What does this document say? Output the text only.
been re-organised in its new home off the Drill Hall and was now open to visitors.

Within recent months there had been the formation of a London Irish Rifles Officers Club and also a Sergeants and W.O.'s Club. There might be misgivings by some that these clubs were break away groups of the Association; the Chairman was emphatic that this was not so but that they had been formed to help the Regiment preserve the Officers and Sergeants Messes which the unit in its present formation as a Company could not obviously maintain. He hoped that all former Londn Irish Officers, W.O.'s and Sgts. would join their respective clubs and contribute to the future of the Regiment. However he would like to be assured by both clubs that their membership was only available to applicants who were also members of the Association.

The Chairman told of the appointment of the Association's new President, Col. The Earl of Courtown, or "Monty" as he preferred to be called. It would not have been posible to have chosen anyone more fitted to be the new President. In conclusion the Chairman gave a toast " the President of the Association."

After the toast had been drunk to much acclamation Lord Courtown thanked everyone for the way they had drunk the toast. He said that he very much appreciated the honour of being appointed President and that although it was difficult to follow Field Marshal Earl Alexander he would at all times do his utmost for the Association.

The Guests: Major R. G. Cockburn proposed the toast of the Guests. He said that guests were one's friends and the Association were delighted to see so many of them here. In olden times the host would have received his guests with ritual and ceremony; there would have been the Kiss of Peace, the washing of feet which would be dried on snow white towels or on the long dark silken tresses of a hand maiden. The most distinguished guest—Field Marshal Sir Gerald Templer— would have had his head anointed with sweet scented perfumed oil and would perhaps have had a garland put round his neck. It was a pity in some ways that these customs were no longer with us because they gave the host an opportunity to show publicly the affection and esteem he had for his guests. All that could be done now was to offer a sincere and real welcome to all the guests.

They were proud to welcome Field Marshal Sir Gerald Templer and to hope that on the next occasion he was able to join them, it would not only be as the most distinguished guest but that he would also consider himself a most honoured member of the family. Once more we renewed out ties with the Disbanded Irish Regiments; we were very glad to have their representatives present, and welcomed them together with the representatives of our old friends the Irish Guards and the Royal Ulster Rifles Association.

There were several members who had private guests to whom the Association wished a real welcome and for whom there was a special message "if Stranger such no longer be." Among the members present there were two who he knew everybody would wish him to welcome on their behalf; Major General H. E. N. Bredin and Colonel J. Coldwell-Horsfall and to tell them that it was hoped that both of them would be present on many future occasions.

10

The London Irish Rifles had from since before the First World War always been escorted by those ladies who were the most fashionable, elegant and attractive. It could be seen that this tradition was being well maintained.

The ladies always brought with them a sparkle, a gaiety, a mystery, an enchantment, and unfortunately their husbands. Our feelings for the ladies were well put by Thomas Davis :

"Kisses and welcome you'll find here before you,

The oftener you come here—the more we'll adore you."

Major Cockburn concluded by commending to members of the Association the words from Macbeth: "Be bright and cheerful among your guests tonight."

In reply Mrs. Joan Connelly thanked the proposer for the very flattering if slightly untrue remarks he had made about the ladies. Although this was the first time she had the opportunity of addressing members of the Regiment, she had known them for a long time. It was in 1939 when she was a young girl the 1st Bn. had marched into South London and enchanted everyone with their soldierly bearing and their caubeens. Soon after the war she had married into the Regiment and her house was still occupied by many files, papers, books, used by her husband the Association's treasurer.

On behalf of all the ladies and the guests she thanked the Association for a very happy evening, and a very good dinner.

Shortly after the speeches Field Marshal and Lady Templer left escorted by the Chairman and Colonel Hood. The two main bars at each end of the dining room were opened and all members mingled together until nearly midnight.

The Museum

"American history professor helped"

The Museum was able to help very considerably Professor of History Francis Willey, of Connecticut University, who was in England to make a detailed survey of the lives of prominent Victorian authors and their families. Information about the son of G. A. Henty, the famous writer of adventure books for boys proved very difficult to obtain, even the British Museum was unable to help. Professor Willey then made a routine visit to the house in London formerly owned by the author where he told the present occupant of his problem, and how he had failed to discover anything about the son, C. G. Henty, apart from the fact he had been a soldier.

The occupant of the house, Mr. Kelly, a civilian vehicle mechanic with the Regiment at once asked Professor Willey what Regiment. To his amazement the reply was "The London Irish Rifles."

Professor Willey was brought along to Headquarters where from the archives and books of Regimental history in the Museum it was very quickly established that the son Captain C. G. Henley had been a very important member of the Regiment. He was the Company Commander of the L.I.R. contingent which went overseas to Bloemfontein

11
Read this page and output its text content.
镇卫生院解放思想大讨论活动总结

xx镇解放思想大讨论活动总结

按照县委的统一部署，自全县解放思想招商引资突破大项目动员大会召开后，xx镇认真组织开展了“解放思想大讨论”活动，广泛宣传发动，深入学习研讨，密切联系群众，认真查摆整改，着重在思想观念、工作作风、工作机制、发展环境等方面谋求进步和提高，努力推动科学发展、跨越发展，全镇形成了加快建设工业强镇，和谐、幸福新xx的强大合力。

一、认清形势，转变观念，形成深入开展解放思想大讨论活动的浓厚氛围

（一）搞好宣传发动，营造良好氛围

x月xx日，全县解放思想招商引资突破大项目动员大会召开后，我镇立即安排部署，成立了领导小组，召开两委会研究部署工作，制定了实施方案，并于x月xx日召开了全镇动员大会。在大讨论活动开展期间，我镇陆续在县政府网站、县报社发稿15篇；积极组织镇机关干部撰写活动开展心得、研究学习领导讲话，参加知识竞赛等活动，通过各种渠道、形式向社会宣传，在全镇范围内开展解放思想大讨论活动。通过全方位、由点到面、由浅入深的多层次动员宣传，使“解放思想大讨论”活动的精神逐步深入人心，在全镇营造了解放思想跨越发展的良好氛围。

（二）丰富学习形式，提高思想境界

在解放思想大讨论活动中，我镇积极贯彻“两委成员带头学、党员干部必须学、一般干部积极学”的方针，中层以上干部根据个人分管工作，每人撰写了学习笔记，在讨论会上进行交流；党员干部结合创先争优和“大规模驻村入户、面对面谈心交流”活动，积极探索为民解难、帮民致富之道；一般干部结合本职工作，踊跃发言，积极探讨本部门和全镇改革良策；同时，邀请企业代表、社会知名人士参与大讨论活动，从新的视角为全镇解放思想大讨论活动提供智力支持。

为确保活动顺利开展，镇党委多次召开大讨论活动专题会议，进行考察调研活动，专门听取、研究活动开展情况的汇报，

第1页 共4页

Short task: Write out the whole listing again, exactly as it stands.

Full answer:
What does this document say? Output the text only.
been re-organised in its new home off the Drill Hall and was now open to visitors.

Within recent months there had been the formation of a London Irish Rifles Officers Club and also a Sergeants and W.O.'s Club. There might be misgivings by some that these clubs were break away groups of the Association; the Chairman was emphatic that this was not so but that they had been formed to help the Regiment preserve the Officers and Sergeants Messes which the unit in its present formation as a Company could not obviously maintain. He hoped that all former Londn Irish Officers, W.O.'s and Sgts. would join their respective clubs and contribute to the future of the Regiment. However he would like to be assured by both clubs that their membership was only available to applicants who were also members of the Association.

The Chairman told of the appointment of the Association's new President, Col. The Earl of Courtown, or "Monty" as he preferred to be called. It would not have been posible to have chosen anyone more fitted to be the new President. In conclusion the Chairman gave a toast " the President of the Association."

After the toast had been drunk to much acclamation Lord Courtown thanked everyone for the way they had drunk the toast. He said that he very much appreciated the honour of being appointed President and that although it was difficult to follow Field Marshal Earl Alexander he would at all times do his utmost for the Association.

The Guests: Major R. G. Cockburn proposed the toast of the Guests. He said that guests were one's friends and the Association were delighted to see so many of them here. In olden times the host would have received his guests with ritual and ceremony; there would have been the Kiss of Peace, the washing of feet which would be dried on snow white towels or on the long dark silken tresses of a hand maiden. The most distinguished guest—Field Marshal Sir Gerald Templer— would have had his head anointed with sweet scented perfumed oil and would perhaps have had a garland put round his neck. It was a pity in some ways that these customs were no longer with us because they gave the host an opportunity to show publicly the affection and esteem he had for his guests. All that could be done now was to offer a sincere and real welcome to all the guests.

They were proud to welcome Field Marshal Sir Gerald Templer and to hope that on the next occasion he was able to join them, it would not only be as the most distinguished guest but that he would also consider himself a most honoured member of the family. Once more we renewed out ties with the Disbanded Irish Regiments; we were very glad to have their representatives present, and welcomed them together with the representatives of our old friends the Irish Guards and the Royal Ulster Rifles Association.

There were several members who had private guests to whom the Association wished a real welcome and for whom there was a special message "if Stranger such no longer be." Among the members present there were two who he knew everybody would wish him to welcome on their behalf; Major General H. E. N. Bredin and Colonel J. Coldwell-Horsfall and to tell them that it was hoped that both of them would be present on many future occasions.

10

The London Irish Rifles had from since before the First World War always been escorted by those ladies who were the most fashionable, elegant and attractive. It could be seen that this tradition was being well maintained.

The ladies always brought with them a sparkle, a gaiety, a mystery, an enchantment, and unfortunately their husbands. Our feelings for the ladies were well put by Thomas Davis :

"Kisses and welcome you'll find here before you,

The oftener you come here—the more we'll adore you."

Major Cockburn concluded by commending to members of the Association the words from Macbeth: "Be bright and cheerful among your guests tonight."

In reply Mrs. Joan Connelly thanked the proposer for the very flattering if slightly untrue remarks he had made about the ladies. Although this was the first time she had the opportunity of addressing members of the Regiment, she had known them for a long time. It was in 1939 when she was a young girl the 1st Bn. had marched into South London and enchanted everyone with their soldierly bearing and their caubeens. Soon after the war she had married into the Regiment and her house was still occupied by many files, papers, books, used by her husband the Association's treasurer.

On behalf of all the ladies and the guests she thanked the Association for a very happy evening, and a very good dinner.

Shortly after the speeches Field Marshal and Lady Templer left escorted by the Chairman and Colonel Hood. The two main bars at each end of the dining room were opened and all members mingled together until nearly midnight.

The Museum

"American history professor helped"

The Museum was able to help very considerably Professor of History Francis Willey, of Connecticut University, who was in England to make a detailed survey of the lives of prominent Victorian authors and their families. Information about the son of G. A. Henty, the famous writer of adventure books for boys proved very difficult to obtain, even the British Museum was unable to help. Professor Willey then made a routine visit to the house in London formerly owned by the author where he told the present occupant of his problem, and how he had failed to discover anything about the son, C. G. Henty, apart from the fact he had been a soldier.

The occupant of the house, Mr. Kelly, a civilian vehicle mechanic with the Regiment at once asked Professor Willey what Regiment. To his amazement the reply was "The London Irish Rifles."

Professor Willey was brought along to Headquarters where from the archives and books of Regimental history in the Museum it was very quickly established that the son Captain C. G. Henley had been a very important member of the Regiment. He was the Company Commander of the L.I.R. contingent which went overseas to Bloemfontein

11
Read this page and output its text content.
镇卫生院解放思想大讨论活动总结

xx镇解放思想大讨论活动总结

按照县委的统一部署，自全县解放思想招商引资突破大项目动员大会召开后，xx镇认真组织开展了“解放思想大讨论”活动，广泛宣传发动，深入学习研讨，密切联系群众，认真查摆整改，着重在思想观念、工作作风、工作机制、发展环境等方面谋求进步和提高，努力推动科学发展、跨越发展，全镇形成了加快建设工业强镇，和谐、幸福新xx的强大合力。

一、认清形势，转变观念，形成深入开展解放思想大讨论活动的浓厚氛围

（一）搞好宣传发动，营造良好氛围

x月xx日，全县解放思想招商引资突破大项目动员大会召开后，我镇立即安排部署，成立了领导小组，召开两委会研究部署工作，制定了实施方案，并于x月xx日召开了全镇动员大会。在大讨论活动开展期间，我镇陆续在县政府网站、县报社发稿15篇；积极组织镇机关干部撰写活动开展心得、研究学习领导讲话，参加知识竞赛等活动，通过各种渠道、形式向社会宣传，在全镇范围内开展解放思想大讨论活动。通过全方位、由点到面、由浅入深的多层次动员宣传，使“解放思想大讨论”活动的精神逐步深入人心，在全镇营造了解放思想跨越发展的良好氛围。

（二）丰富学习形式，提高思想境界

在解放思想大讨论活动中，我镇积极贯彻“两委成员带头学、党员干部必须学、一般干部积极学”的方针，中层以上干部根据个人分管工作，每人撰写了学习笔记，在讨论会上进行交流；党员干部结合创先争优和“大规模驻村入户、面对面谈心交流”活动，积极探索为民解难、帮民致富之道；一般干部结合本职工作，踊跃发言，积极探讨本部门和全镇改革良策；同时，邀请企业代表、社会知名人士参与大讨论活动，从新的视角为全镇解放思想大讨论活动提供智力支持。

为确保活动顺利开展，镇党委多次召开大讨论活动专题会议，进行考察调研活动，专门听取、研究活动开展情况的汇报，

第1页 共4页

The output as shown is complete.